Leave the pictures out. Return all other data exactly.

Start of DATASET EXCERPTS

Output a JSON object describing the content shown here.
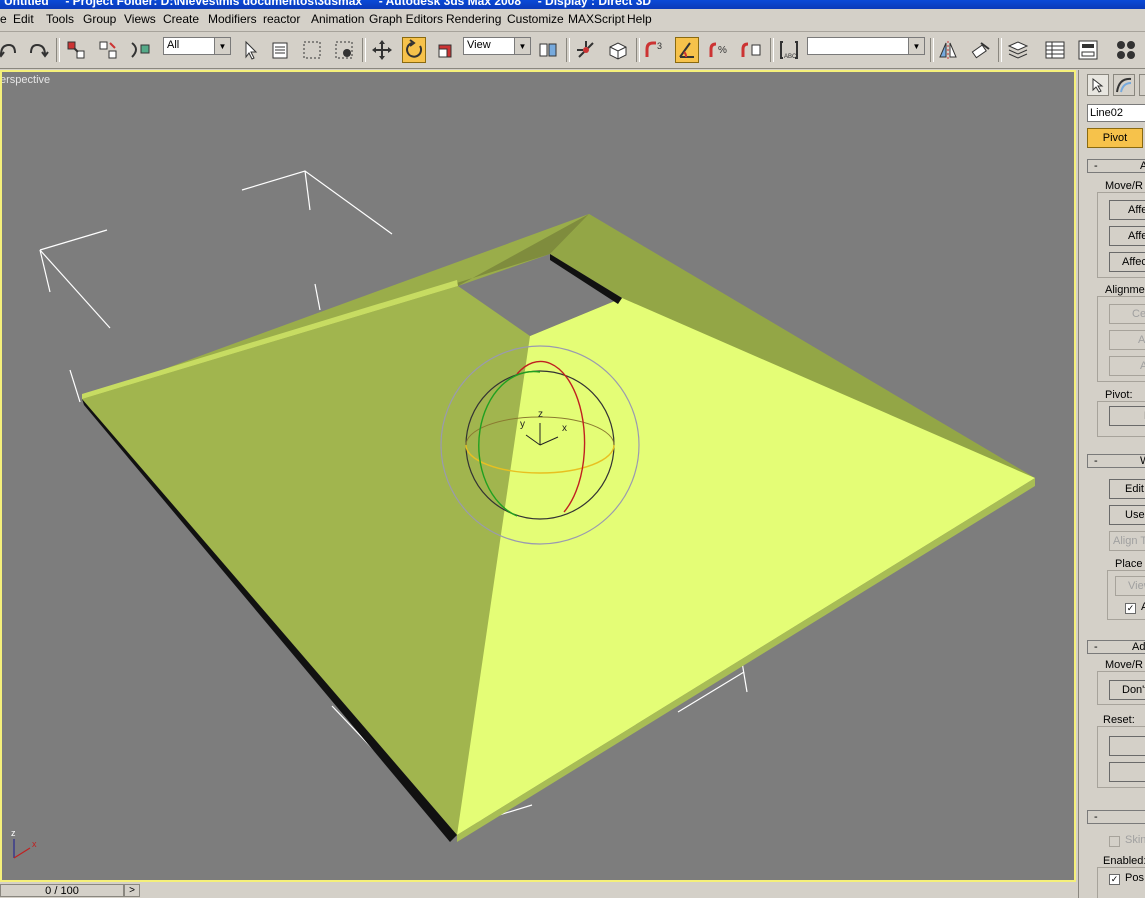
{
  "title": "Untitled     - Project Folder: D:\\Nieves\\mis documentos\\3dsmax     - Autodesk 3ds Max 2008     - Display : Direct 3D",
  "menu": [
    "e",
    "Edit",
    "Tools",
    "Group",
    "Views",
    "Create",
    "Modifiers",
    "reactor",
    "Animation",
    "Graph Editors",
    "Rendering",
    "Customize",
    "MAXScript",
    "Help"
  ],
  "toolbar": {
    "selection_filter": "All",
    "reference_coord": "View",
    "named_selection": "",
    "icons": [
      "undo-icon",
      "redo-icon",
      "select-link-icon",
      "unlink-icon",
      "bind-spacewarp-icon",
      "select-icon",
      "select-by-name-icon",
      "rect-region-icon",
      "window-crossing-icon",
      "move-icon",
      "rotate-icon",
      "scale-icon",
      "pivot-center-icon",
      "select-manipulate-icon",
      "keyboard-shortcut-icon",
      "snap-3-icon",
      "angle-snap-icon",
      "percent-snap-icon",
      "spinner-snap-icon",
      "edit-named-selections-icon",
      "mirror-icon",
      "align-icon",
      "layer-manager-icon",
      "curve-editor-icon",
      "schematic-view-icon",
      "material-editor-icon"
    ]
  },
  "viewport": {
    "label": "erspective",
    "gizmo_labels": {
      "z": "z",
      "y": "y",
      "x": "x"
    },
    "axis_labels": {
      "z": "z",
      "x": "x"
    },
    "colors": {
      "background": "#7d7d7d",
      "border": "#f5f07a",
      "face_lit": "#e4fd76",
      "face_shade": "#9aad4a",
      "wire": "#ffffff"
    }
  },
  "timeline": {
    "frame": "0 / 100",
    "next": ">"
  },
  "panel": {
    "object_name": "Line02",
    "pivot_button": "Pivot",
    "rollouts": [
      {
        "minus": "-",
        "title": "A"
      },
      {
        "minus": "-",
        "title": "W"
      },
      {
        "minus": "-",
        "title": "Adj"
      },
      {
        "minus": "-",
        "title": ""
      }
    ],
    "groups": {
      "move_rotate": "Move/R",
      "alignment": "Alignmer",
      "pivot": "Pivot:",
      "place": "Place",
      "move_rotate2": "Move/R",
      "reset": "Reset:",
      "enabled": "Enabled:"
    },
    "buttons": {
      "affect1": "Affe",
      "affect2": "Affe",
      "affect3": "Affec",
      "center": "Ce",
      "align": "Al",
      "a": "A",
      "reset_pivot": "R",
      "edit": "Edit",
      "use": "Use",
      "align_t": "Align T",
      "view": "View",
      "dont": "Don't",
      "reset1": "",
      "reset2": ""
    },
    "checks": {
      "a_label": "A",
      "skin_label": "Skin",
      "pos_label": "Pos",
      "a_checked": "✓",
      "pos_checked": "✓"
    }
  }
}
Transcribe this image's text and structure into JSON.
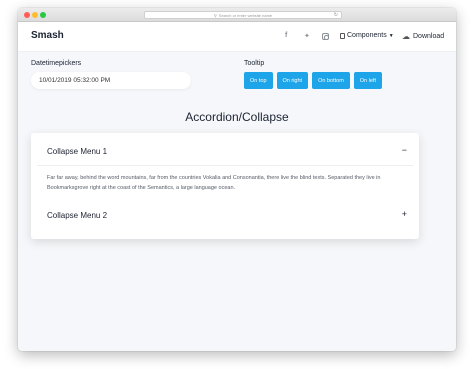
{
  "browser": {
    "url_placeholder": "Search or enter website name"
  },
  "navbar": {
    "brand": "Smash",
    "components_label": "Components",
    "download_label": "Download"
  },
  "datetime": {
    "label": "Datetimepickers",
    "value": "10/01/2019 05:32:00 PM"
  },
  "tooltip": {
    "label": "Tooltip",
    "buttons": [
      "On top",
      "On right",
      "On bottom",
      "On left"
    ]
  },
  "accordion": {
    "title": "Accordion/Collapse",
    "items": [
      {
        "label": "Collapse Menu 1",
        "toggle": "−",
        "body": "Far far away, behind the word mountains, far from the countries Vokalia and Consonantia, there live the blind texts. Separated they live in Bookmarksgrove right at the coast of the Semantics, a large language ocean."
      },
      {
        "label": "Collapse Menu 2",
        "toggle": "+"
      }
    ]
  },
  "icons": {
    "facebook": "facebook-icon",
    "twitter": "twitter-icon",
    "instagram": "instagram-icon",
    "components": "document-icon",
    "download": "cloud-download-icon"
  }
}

End of DATASET EXCERPTS

▶ _REPLY TO THE EXERCISE_
Output a JSON object describing the content shown here.
{
  "title": "Untitled     - Project Folder: D:\\Nieves\\mis documentos\\3dsmax     - Autodesk 3ds Max 2008     - Display : Direct 3D",
  "menu": [
    "e",
    "Edit",
    "Tools",
    "Group",
    "Views",
    "Create",
    "Modifiers",
    "reactor",
    "Animation",
    "Graph Editors",
    "Rendering",
    "Customize",
    "MAXScript",
    "Help"
  ],
  "toolbar": {
    "selection_filter": "All",
    "reference_coord": "View",
    "named_selection": "",
    "icons": [
      "undo-icon",
      "redo-icon",
      "select-link-icon",
      "unlink-icon",
      "bind-spacewarp-icon",
      "select-icon",
      "select-by-name-icon",
      "rect-region-icon",
      "window-crossing-icon",
      "move-icon",
      "rotate-icon",
      "scale-icon",
      "pivot-center-icon",
      "select-manipulate-icon",
      "keyboard-shortcut-icon",
      "snap-3-icon",
      "angle-snap-icon",
      "percent-snap-icon",
      "spinner-snap-icon",
      "edit-named-selections-icon",
      "mirror-icon",
      "align-icon",
      "layer-manager-icon",
      "curve-editor-icon",
      "schematic-view-icon",
      "material-editor-icon"
    ]
  },
  "viewport": {
    "label": "erspective",
    "gizmo_labels": {
      "z": "z",
      "y": "y",
      "x": "x"
    },
    "axis_labels": {
      "z": "z",
      "x": "x"
    },
    "colors": {
      "background": "#7d7d7d",
      "border": "#f5f07a",
      "face_lit": "#e4fd76",
      "face_shade": "#9aad4a",
      "wire": "#ffffff"
    }
  },
  "timeline": {
    "frame": "0 / 100",
    "next": ">"
  },
  "panel": {
    "object_name": "Line02",
    "pivot_button": "Pivot",
    "rollouts": [
      {
        "minus": "-",
        "title": "A"
      },
      {
        "minus": "-",
        "title": "W"
      },
      {
        "minus": "-",
        "title": "Adj"
      },
      {
        "minus": "-",
        "title": ""
      }
    ],
    "groups": {
      "move_rotate": "Move/R",
      "alignment": "Alignmer",
      "pivot": "Pivot:",
      "place": "Place",
      "move_rotate2": "Move/R",
      "reset": "Reset:",
      "enabled": "Enabled:"
    },
    "buttons": {
      "affect1": "Affe",
      "affect2": "Affe",
      "affect3": "Affec",
      "center": "Ce",
      "align": "Al",
      "a": "A",
      "reset_pivot": "R",
      "edit": "Edit",
      "use": "Use",
      "align_t": "Align T",
      "view": "View",
      "dont": "Don't",
      "reset1": "",
      "reset2": ""
    },
    "checks": {
      "a_label": "A",
      "skin_label": "Skin",
      "pos_label": "Pos",
      "a_checked": "✓",
      "pos_checked": "✓"
    }
  }
}
Transcribe this image's text and structure into JSON.
{
  "browser": {
    "url_placeholder": "Search or enter website name"
  },
  "navbar": {
    "brand": "Smash",
    "components_label": "Components",
    "download_label": "Download"
  },
  "datetime": {
    "label": "Datetimepickers",
    "value": "10/01/2019 05:32:00 PM"
  },
  "tooltip": {
    "label": "Tooltip",
    "buttons": [
      "On top",
      "On right",
      "On bottom",
      "On left"
    ]
  },
  "accordion": {
    "title": "Accordion/Collapse",
    "items": [
      {
        "label": "Collapse Menu 1",
        "toggle": "−",
        "body": "Far far away, behind the word mountains, far from the countries Vokalia and Consonantia, there live the blind texts. Separated they live in Bookmarksgrove right at the coast of the Semantics, a large language ocean."
      },
      {
        "label": "Collapse Menu 2",
        "toggle": "+"
      }
    ]
  },
  "icons": {
    "facebook": "facebook-icon",
    "twitter": "twitter-icon",
    "instagram": "instagram-icon",
    "components": "document-icon",
    "download": "cloud-download-icon"
  }
}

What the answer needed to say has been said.